Omitting all images, transcribe the entries word for word.

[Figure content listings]
#####
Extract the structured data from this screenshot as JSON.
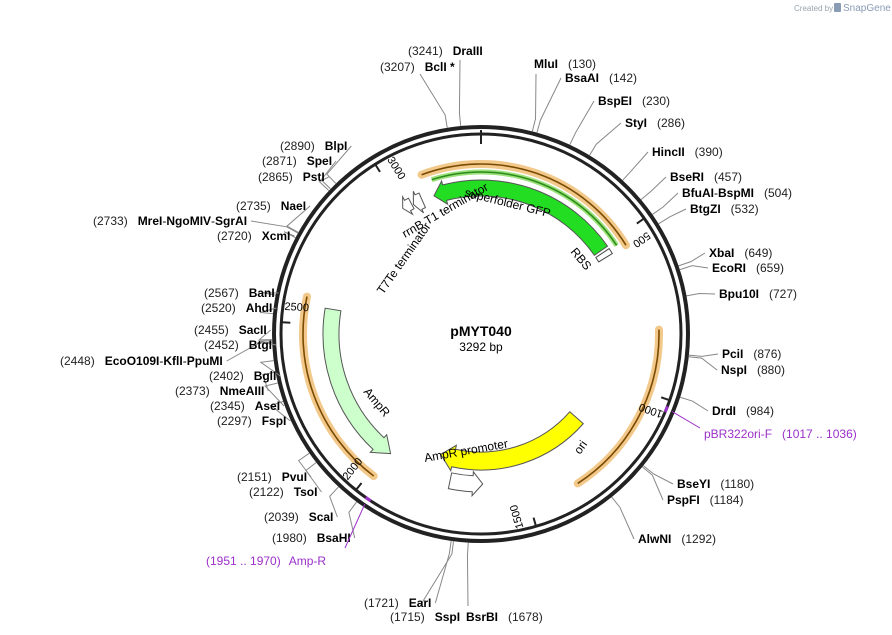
{
  "branding": {
    "created_by": "Created by",
    "brand": "SnapGene"
  },
  "plasmid": {
    "name": "pMYT040",
    "length_label": "3292 bp",
    "length": 3292
  },
  "tick_labels": [
    "500",
    "1000",
    "1500",
    "2000",
    "2500",
    "3000"
  ],
  "enzymes": [
    {
      "name": "MluI",
      "pos": "(130)"
    },
    {
      "name": "BsaAI",
      "pos": "(142)"
    },
    {
      "name": "BspEI",
      "pos": "(230)"
    },
    {
      "name": "StyI",
      "pos": "(286)"
    },
    {
      "name": "HincII",
      "pos": "(390)"
    },
    {
      "name": "BseRI",
      "pos": "(457)"
    },
    {
      "name": "BfuAI",
      "sep": " - ",
      "name2": "BspMI",
      "pos": "(504)"
    },
    {
      "name": "BtgZI",
      "pos": "(532)"
    },
    {
      "name": "XbaI",
      "pos": "(649)"
    },
    {
      "name": "EcoRI",
      "pos": "(659)"
    },
    {
      "name": "Bpu10I",
      "pos": "(727)"
    },
    {
      "name": "PciI",
      "pos": "(876)"
    },
    {
      "name": "NspI",
      "pos": "(880)"
    },
    {
      "name": "DrdI",
      "pos": "(984)"
    },
    {
      "name": "BseYI",
      "pos": "(1180)"
    },
    {
      "name": "PspFI",
      "pos": "(1184)"
    },
    {
      "name": "AlwNI",
      "pos": "(1292)"
    },
    {
      "name": "BsrBI",
      "pos": "(1678)"
    },
    {
      "name": "SspI",
      "pos": "(1715)"
    },
    {
      "name": "EarI",
      "pos": "(1721)"
    },
    {
      "name": "BsaHI",
      "pos": "(1980)"
    },
    {
      "name": "ScaI",
      "pos": "(2039)"
    },
    {
      "name": "TsoI",
      "pos": "(2122)"
    },
    {
      "name": "PvuI",
      "pos": "(2151)"
    },
    {
      "name": "FspI",
      "pos": "(2297)"
    },
    {
      "name": "AseI",
      "pos": "(2345)"
    },
    {
      "name": "NmeAIII",
      "pos": "(2373)"
    },
    {
      "name": "BglI",
      "pos": "(2402)"
    },
    {
      "name": "EcoO109I",
      "sep": " - ",
      "name2": "KflI",
      "sep2": " - ",
      "name3": "PpuMI",
      "pos": "(2448)"
    },
    {
      "name": "BtgI",
      "pos": "(2452)"
    },
    {
      "name": "SacII",
      "pos": "(2455)"
    },
    {
      "name": "AhdI",
      "pos": "(2520)"
    },
    {
      "name": "BanI",
      "pos": "(2567)"
    },
    {
      "name": "XcmI",
      "pos": "(2720)"
    },
    {
      "name": "MreI",
      "sep": " - ",
      "name2": "NgoMIV",
      "sep2": " - ",
      "name3": "SgrAI",
      "pos": "(2733)"
    },
    {
      "name": "NaeI",
      "pos": "(2735)"
    },
    {
      "name": "PstI",
      "pos": "(2865)"
    },
    {
      "name": "SpeI",
      "pos": "(2871)"
    },
    {
      "name": "BlpI",
      "pos": "(2890)"
    },
    {
      "name": "BclI *",
      "pos": "(3207)"
    },
    {
      "name": "DraIII",
      "pos": "(3241)"
    }
  ],
  "primers": [
    {
      "name": "pBR322ori-F",
      "pos": "(1017 .. 1036)"
    },
    {
      "name": "Amp-R",
      "pos": "(1951 .. 1970)"
    }
  ],
  "features": [
    {
      "name": "superfolder GFP",
      "color": "#22dd22"
    },
    {
      "name": "rrnB T1 terminator",
      "color": "#ffffff"
    },
    {
      "name": "T7Te terminator",
      "color": "#ffffff"
    },
    {
      "name": "RBS",
      "color": "#ffffff"
    },
    {
      "name": "ori",
      "color": "#ffff00"
    },
    {
      "name": "AmpR",
      "color": "#ccffcc"
    },
    {
      "name": "AmpR promoter",
      "color": "#ffffff"
    }
  ],
  "colors": {
    "backbone": "#222222",
    "orf_highlight": "#f2c98a",
    "orf_line": "#7a4a00",
    "gfp_orf_inner": "#2a8a1a",
    "primer": "#9b30c8",
    "brand": "#8a9bb5"
  }
}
#####
The completed task:
Extract the structured data from this screenshot as JSON.
{
  "branding": {
    "created_by": "Created by",
    "brand": "SnapGene"
  },
  "plasmid": {
    "name": "pMYT040",
    "length_label": "3292 bp",
    "length": 3292
  },
  "tick_labels": [
    "500",
    "1000",
    "1500",
    "2000",
    "2500",
    "3000"
  ],
  "enzymes": [
    {
      "name": "MluI",
      "pos": "(130)"
    },
    {
      "name": "BsaAI",
      "pos": "(142)"
    },
    {
      "name": "BspEI",
      "pos": "(230)"
    },
    {
      "name": "StyI",
      "pos": "(286)"
    },
    {
      "name": "HincII",
      "pos": "(390)"
    },
    {
      "name": "BseRI",
      "pos": "(457)"
    },
    {
      "name": "BfuAI",
      "sep": " - ",
      "name2": "BspMI",
      "pos": "(504)"
    },
    {
      "name": "BtgZI",
      "pos": "(532)"
    },
    {
      "name": "XbaI",
      "pos": "(649)"
    },
    {
      "name": "EcoRI",
      "pos": "(659)"
    },
    {
      "name": "Bpu10I",
      "pos": "(727)"
    },
    {
      "name": "PciI",
      "pos": "(876)"
    },
    {
      "name": "NspI",
      "pos": "(880)"
    },
    {
      "name": "DrdI",
      "pos": "(984)"
    },
    {
      "name": "BseYI",
      "pos": "(1180)"
    },
    {
      "name": "PspFI",
      "pos": "(1184)"
    },
    {
      "name": "AlwNI",
      "pos": "(1292)"
    },
    {
      "name": "BsrBI",
      "pos": "(1678)"
    },
    {
      "name": "SspI",
      "pos": "(1715)"
    },
    {
      "name": "EarI",
      "pos": "(1721)"
    },
    {
      "name": "BsaHI",
      "pos": "(1980)"
    },
    {
      "name": "ScaI",
      "pos": "(2039)"
    },
    {
      "name": "TsoI",
      "pos": "(2122)"
    },
    {
      "name": "PvuI",
      "pos": "(2151)"
    },
    {
      "name": "FspI",
      "pos": "(2297)"
    },
    {
      "name": "AseI",
      "pos": "(2345)"
    },
    {
      "name": "NmeAIII",
      "pos": "(2373)"
    },
    {
      "name": "BglI",
      "pos": "(2402)"
    },
    {
      "name": "EcoO109I",
      "sep": " - ",
      "name2": "KflI",
      "sep2": " - ",
      "name3": "PpuMI",
      "pos": "(2448)"
    },
    {
      "name": "BtgI",
      "pos": "(2452)"
    },
    {
      "name": "SacII",
      "pos": "(2455)"
    },
    {
      "name": "AhdI",
      "pos": "(2520)"
    },
    {
      "name": "BanI",
      "pos": "(2567)"
    },
    {
      "name": "XcmI",
      "pos": "(2720)"
    },
    {
      "name": "MreI",
      "sep": " - ",
      "name2": "NgoMIV",
      "sep2": " - ",
      "name3": "SgrAI",
      "pos": "(2733)"
    },
    {
      "name": "NaeI",
      "pos": "(2735)"
    },
    {
      "name": "PstI",
      "pos": "(2865)"
    },
    {
      "name": "SpeI",
      "pos": "(2871)"
    },
    {
      "name": "BlpI",
      "pos": "(2890)"
    },
    {
      "name": "BclI *",
      "pos": "(3207)"
    },
    {
      "name": "DraIII",
      "pos": "(3241)"
    }
  ],
  "primers": [
    {
      "name": "pBR322ori-F",
      "pos": "(1017 .. 1036)"
    },
    {
      "name": "Amp-R",
      "pos": "(1951 .. 1970)"
    }
  ],
  "features": [
    {
      "name": "superfolder GFP",
      "color": "#22dd22"
    },
    {
      "name": "rrnB T1 terminator",
      "color": "#ffffff"
    },
    {
      "name": "T7Te terminator",
      "color": "#ffffff"
    },
    {
      "name": "RBS",
      "color": "#ffffff"
    },
    {
      "name": "ori",
      "color": "#ffff00"
    },
    {
      "name": "AmpR",
      "color": "#ccffcc"
    },
    {
      "name": "AmpR promoter",
      "color": "#ffffff"
    }
  ],
  "colors": {
    "backbone": "#222222",
    "orf_highlight": "#f2c98a",
    "orf_line": "#7a4a00",
    "gfp_orf_inner": "#2a8a1a",
    "primer": "#9b30c8",
    "brand": "#8a9bb5"
  }
}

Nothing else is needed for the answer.